== TASK STATEMENT ==
Retype the material that follows, keeping every word as it is.

*** RECORDS TO USE

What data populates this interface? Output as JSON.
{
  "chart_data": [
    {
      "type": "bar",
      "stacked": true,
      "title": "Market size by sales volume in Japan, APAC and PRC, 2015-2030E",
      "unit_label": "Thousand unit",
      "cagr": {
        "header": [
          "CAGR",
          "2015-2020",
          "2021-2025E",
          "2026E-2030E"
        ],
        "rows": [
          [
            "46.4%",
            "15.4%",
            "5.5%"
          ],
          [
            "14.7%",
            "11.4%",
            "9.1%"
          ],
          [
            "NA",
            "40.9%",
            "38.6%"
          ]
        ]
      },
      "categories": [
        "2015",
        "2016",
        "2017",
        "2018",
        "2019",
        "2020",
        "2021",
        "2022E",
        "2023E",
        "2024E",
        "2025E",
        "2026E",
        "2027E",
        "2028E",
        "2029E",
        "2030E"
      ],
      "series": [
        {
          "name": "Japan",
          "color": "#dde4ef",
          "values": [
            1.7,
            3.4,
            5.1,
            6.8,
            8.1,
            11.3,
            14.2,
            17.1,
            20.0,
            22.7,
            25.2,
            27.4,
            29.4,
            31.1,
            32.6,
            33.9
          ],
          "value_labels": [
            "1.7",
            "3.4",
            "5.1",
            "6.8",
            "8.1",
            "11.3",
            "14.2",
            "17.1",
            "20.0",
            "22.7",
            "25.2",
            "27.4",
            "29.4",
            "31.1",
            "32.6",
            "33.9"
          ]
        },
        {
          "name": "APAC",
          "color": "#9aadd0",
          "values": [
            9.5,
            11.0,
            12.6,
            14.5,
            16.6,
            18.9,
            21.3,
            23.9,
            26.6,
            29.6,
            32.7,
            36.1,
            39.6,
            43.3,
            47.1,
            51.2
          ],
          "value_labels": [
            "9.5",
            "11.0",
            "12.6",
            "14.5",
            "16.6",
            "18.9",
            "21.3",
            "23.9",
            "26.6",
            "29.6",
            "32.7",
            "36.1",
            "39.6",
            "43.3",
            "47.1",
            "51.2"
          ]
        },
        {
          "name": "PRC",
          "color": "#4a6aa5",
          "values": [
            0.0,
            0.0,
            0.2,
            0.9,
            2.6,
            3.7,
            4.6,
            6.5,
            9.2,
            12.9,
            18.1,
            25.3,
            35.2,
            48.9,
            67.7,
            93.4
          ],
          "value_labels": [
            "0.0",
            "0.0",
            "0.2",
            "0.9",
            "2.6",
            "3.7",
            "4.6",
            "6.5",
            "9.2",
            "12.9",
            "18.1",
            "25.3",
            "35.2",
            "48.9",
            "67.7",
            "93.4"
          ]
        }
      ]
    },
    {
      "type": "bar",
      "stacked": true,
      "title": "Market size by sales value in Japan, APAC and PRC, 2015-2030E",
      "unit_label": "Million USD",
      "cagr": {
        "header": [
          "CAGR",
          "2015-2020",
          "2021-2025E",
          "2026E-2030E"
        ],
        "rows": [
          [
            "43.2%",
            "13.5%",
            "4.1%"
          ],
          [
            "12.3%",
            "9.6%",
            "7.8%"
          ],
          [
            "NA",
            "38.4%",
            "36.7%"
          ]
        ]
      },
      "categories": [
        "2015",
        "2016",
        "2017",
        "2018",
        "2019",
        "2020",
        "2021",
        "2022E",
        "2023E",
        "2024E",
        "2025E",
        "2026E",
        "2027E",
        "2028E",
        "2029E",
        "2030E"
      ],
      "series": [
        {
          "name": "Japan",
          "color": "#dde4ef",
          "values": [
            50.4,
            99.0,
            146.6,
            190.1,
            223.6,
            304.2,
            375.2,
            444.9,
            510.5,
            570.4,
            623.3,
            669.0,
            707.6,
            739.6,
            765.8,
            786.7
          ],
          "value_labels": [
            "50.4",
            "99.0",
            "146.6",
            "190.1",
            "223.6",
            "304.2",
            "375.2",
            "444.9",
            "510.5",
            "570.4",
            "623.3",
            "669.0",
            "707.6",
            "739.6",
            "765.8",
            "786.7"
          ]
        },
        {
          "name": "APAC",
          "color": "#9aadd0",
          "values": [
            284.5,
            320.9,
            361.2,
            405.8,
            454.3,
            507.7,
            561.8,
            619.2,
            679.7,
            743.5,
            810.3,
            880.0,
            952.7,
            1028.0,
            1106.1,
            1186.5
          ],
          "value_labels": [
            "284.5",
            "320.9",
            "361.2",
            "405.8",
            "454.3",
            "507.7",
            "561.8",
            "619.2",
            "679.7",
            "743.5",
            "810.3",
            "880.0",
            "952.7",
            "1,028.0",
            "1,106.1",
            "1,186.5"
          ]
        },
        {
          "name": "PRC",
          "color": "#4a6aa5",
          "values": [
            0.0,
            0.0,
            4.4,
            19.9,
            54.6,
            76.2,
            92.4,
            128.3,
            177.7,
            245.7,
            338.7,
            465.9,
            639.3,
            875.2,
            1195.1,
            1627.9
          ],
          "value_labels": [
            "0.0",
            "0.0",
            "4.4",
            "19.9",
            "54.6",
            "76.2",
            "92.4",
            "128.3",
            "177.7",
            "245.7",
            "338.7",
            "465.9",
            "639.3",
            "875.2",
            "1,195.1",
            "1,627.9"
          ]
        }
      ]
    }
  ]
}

******

== EXPECTED ANSWER ==
What data populates this interface? Output as JSON.
{
  "chart_data": [
    {
      "type": "bar",
      "stacked": true,
      "title": "Market size by sales volume in Japan, APAC and PRC, 2015-2030E",
      "unit_label": "Thousand unit",
      "cagr": {
        "header": [
          "CAGR",
          "2015-2020",
          "2021-2025E",
          "2026E-2030E"
        ],
        "rows": [
          [
            "46.4%",
            "15.4%",
            "5.5%"
          ],
          [
            "14.7%",
            "11.4%",
            "9.1%"
          ],
          [
            "NA",
            "40.9%",
            "38.6%"
          ]
        ]
      },
      "categories": [
        "2015",
        "2016",
        "2017",
        "2018",
        "2019",
        "2020",
        "2021",
        "2022E",
        "2023E",
        "2024E",
        "2025E",
        "2026E",
        "2027E",
        "2028E",
        "2029E",
        "2030E"
      ],
      "series": [
        {
          "name": "Japan",
          "color": "#dde4ef",
          "values": [
            1.7,
            3.4,
            5.1,
            6.8,
            8.1,
            11.3,
            14.2,
            17.1,
            20.0,
            22.7,
            25.2,
            27.4,
            29.4,
            31.1,
            32.6,
            33.9
          ],
          "value_labels": [
            "1.7",
            "3.4",
            "5.1",
            "6.8",
            "8.1",
            "11.3",
            "14.2",
            "17.1",
            "20.0",
            "22.7",
            "25.2",
            "27.4",
            "29.4",
            "31.1",
            "32.6",
            "33.9"
          ]
        },
        {
          "name": "APAC",
          "color": "#9aadd0",
          "values": [
            9.5,
            11.0,
            12.6,
            14.5,
            16.6,
            18.9,
            21.3,
            23.9,
            26.6,
            29.6,
            32.7,
            36.1,
            39.6,
            43.3,
            47.1,
            51.2
          ],
          "value_labels": [
            "9.5",
            "11.0",
            "12.6",
            "14.5",
            "16.6",
            "18.9",
            "21.3",
            "23.9",
            "26.6",
            "29.6",
            "32.7",
            "36.1",
            "39.6",
            "43.3",
            "47.1",
            "51.2"
          ]
        },
        {
          "name": "PRC",
          "color": "#4a6aa5",
          "values": [
            0.0,
            0.0,
            0.2,
            0.9,
            2.6,
            3.7,
            4.6,
            6.5,
            9.2,
            12.9,
            18.1,
            25.3,
            35.2,
            48.9,
            67.7,
            93.4
          ],
          "value_labels": [
            "0.0",
            "0.0",
            "0.2",
            "0.9",
            "2.6",
            "3.7",
            "4.6",
            "6.5",
            "9.2",
            "12.9",
            "18.1",
            "25.3",
            "35.2",
            "48.9",
            "67.7",
            "93.4"
          ]
        }
      ]
    },
    {
      "type": "bar",
      "stacked": true,
      "title": "Market size by sales value in Japan, APAC and PRC, 2015-2030E",
      "unit_label": "Million USD",
      "cagr": {
        "header": [
          "CAGR",
          "2015-2020",
          "2021-2025E",
          "2026E-2030E"
        ],
        "rows": [
          [
            "43.2%",
            "13.5%",
            "4.1%"
          ],
          [
            "12.3%",
            "9.6%",
            "7.8%"
          ],
          [
            "NA",
            "38.4%",
            "36.7%"
          ]
        ]
      },
      "categories": [
        "2015",
        "2016",
        "2017",
        "2018",
        "2019",
        "2020",
        "2021",
        "2022E",
        "2023E",
        "2024E",
        "2025E",
        "2026E",
        "2027E",
        "2028E",
        "2029E",
        "2030E"
      ],
      "series": [
        {
          "name": "Japan",
          "color": "#dde4ef",
          "values": [
            50.4,
            99.0,
            146.6,
            190.1,
            223.6,
            304.2,
            375.2,
            444.9,
            510.5,
            570.4,
            623.3,
            669.0,
            707.6,
            739.6,
            765.8,
            786.7
          ],
          "value_labels": [
            "50.4",
            "99.0",
            "146.6",
            "190.1",
            "223.6",
            "304.2",
            "375.2",
            "444.9",
            "510.5",
            "570.4",
            "623.3",
            "669.0",
            "707.6",
            "739.6",
            "765.8",
            "786.7"
          ]
        },
        {
          "name": "APAC",
          "color": "#9aadd0",
          "values": [
            284.5,
            320.9,
            361.2,
            405.8,
            454.3,
            507.7,
            561.8,
            619.2,
            679.7,
            743.5,
            810.3,
            880.0,
            952.7,
            1028.0,
            1106.1,
            1186.5
          ],
          "value_labels": [
            "284.5",
            "320.9",
            "361.2",
            "405.8",
            "454.3",
            "507.7",
            "561.8",
            "619.2",
            "679.7",
            "743.5",
            "810.3",
            "880.0",
            "952.7",
            "1,028.0",
            "1,106.1",
            "1,186.5"
          ]
        },
        {
          "name": "PRC",
          "color": "#4a6aa5",
          "values": [
            0.0,
            0.0,
            4.4,
            19.9,
            54.6,
            76.2,
            92.4,
            128.3,
            177.7,
            245.7,
            338.7,
            465.9,
            639.3,
            875.2,
            1195.1,
            1627.9
          ],
          "value_labels": [
            "0.0",
            "0.0",
            "4.4",
            "19.9",
            "54.6",
            "76.2",
            "92.4",
            "128.3",
            "177.7",
            "245.7",
            "338.7",
            "465.9",
            "639.3",
            "875.2",
            "1,195.1",
            "1,627.9"
          ]
        }
      ]
    }
  ]
}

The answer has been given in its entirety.